Collected data entries:
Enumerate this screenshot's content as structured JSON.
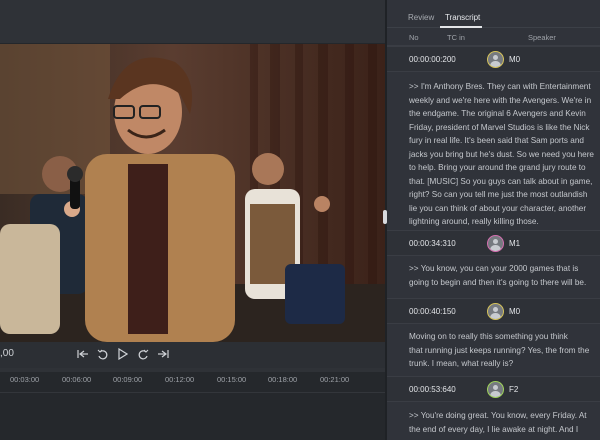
{
  "player": {
    "timecode": ",00",
    "timeline_ticks": [
      "00:03:00",
      "00:06:00",
      "00:09:00",
      "00:12:00",
      "00:15:00",
      "00:18:00",
      "00:21:00"
    ]
  },
  "controls_icons": [
    "skip-start-icon",
    "rewind-icon",
    "play-icon",
    "forward-icon",
    "skip-end-icon"
  ],
  "panel": {
    "tabs": [
      {
        "label": "Review",
        "active": false
      },
      {
        "label": "Transcript",
        "active": true
      }
    ],
    "columns": {
      "no": "No",
      "tc_in": "TC in",
      "speaker": "Speaker"
    }
  },
  "entries": [
    {
      "tc": "00:00:00:200",
      "speaker": "M0",
      "ring_color": "#d6c35a",
      "text": ">> I'm Anthony Bres. They can with Entertainment\nweekly and we're here with the Avengers. We're in\nthe endgame. The original 6 Avengers and Kevin\nFriday, president of Marvel Studios is like the Nick\nfury in real life. It's been said that Sam ports and\njacks you bring but he's dust. So we need you here\nto help. Bring your around the grand jury route to\nthat. [MUSIC] So you guys can talk about in game,\nright? So can you tell me just the most outlandish\nlie you can think of about your character, another\nlightning around, really killing those."
    },
    {
      "tc": "00:00:34:310",
      "speaker": "M1",
      "ring_color": "#d46fb0",
      "text": ">> You know, you can your 2000 games that is\ngoing to begin and then it's going to there will be."
    },
    {
      "tc": "00:00:40:150",
      "speaker": "M0",
      "ring_color": "#d6c35a",
      "text": "Moving on to really this something you think\nthat running just keeps running? Yes, the from the\ntrunk. I mean, what really is?"
    },
    {
      "tc": "00:00:53:640",
      "speaker": "F2",
      "ring_color": "#9fd45a",
      "text": ">> You're doing great. You know, every Friday. At\nthe end of every day, I lie awake at night. And I"
    }
  ]
}
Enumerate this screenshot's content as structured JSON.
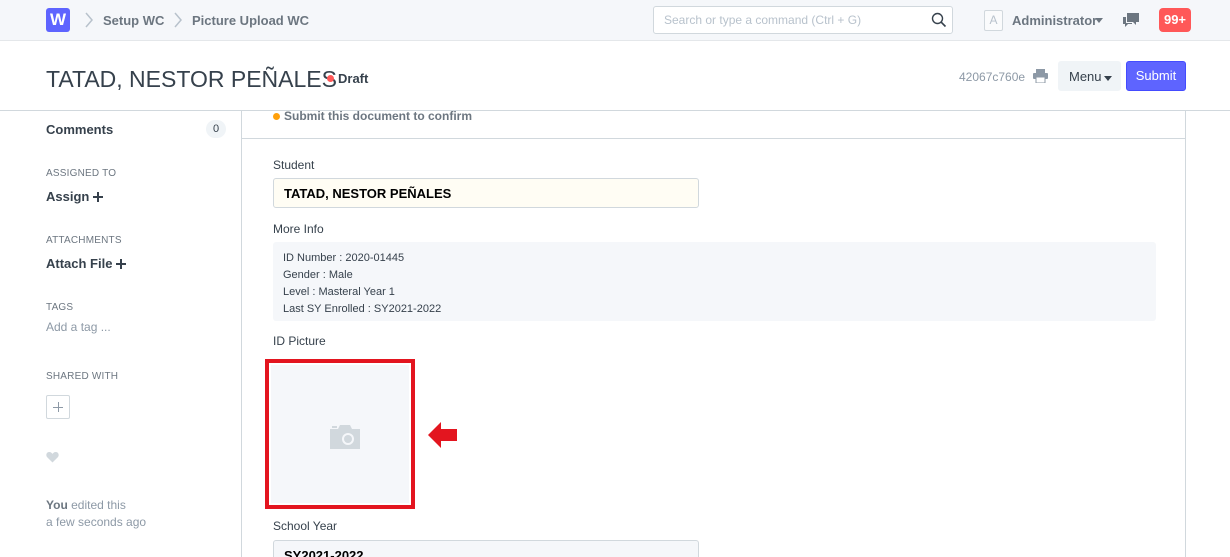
{
  "navbar": {
    "logo_letter": "W",
    "breadcrumbs": [
      "Setup WC",
      "Picture Upload WC"
    ],
    "search_placeholder": "Search or type a command (Ctrl + G)",
    "avatar_letter": "A",
    "user_name": "Administrator",
    "notification_count": "99+"
  },
  "page": {
    "title": "TATAD, NESTOR PEÑALES",
    "status": "Draft",
    "doc_id": "42067c760e",
    "menu_label": "Menu",
    "submit_label": "Submit"
  },
  "sidebar": {
    "comments_label": "Comments",
    "comments_count": "0",
    "assigned_to_label": "ASSIGNED TO",
    "assign_label": "Assign",
    "attachments_label": "ATTACHMENTS",
    "attach_label": "Attach File",
    "tags_label": "TAGS",
    "add_tag_label": "Add a tag ...",
    "shared_with_label": "SHARED WITH",
    "activity_user": "You",
    "activity_action": "edited this",
    "activity_time": "a few seconds ago"
  },
  "form": {
    "message": "Submit this document to confirm",
    "student_label": "Student",
    "student_value": "TATAD, NESTOR PEÑALES",
    "more_info_label": "More Info",
    "more_info_lines": [
      "ID Number : 2020-01445",
      "Gender : Male",
      "Level : Masteral Year 1",
      "Last SY Enrolled : SY2021-2022"
    ],
    "id_picture_label": "ID Picture",
    "school_year_label": "School Year",
    "school_year_value": "SY2021-2022"
  },
  "colors": {
    "primary": "#5e64ff",
    "draft_indicator": "#ff5858",
    "message_indicator": "#ffa00a",
    "highlight_annotation": "#e3151f",
    "notification_badge": "#ff5858"
  },
  "icons": [
    "search-icon",
    "chat-icon",
    "print-icon",
    "camera-icon",
    "heart-icon",
    "red-arrow-icon"
  ]
}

Exercise task: For the listing above, identify each line bearing "NESTOR".

Task solution:
    "title": "TATAD, NESTOR PEÑALES",
    "student_value": "TATAD, NESTOR PEÑALES",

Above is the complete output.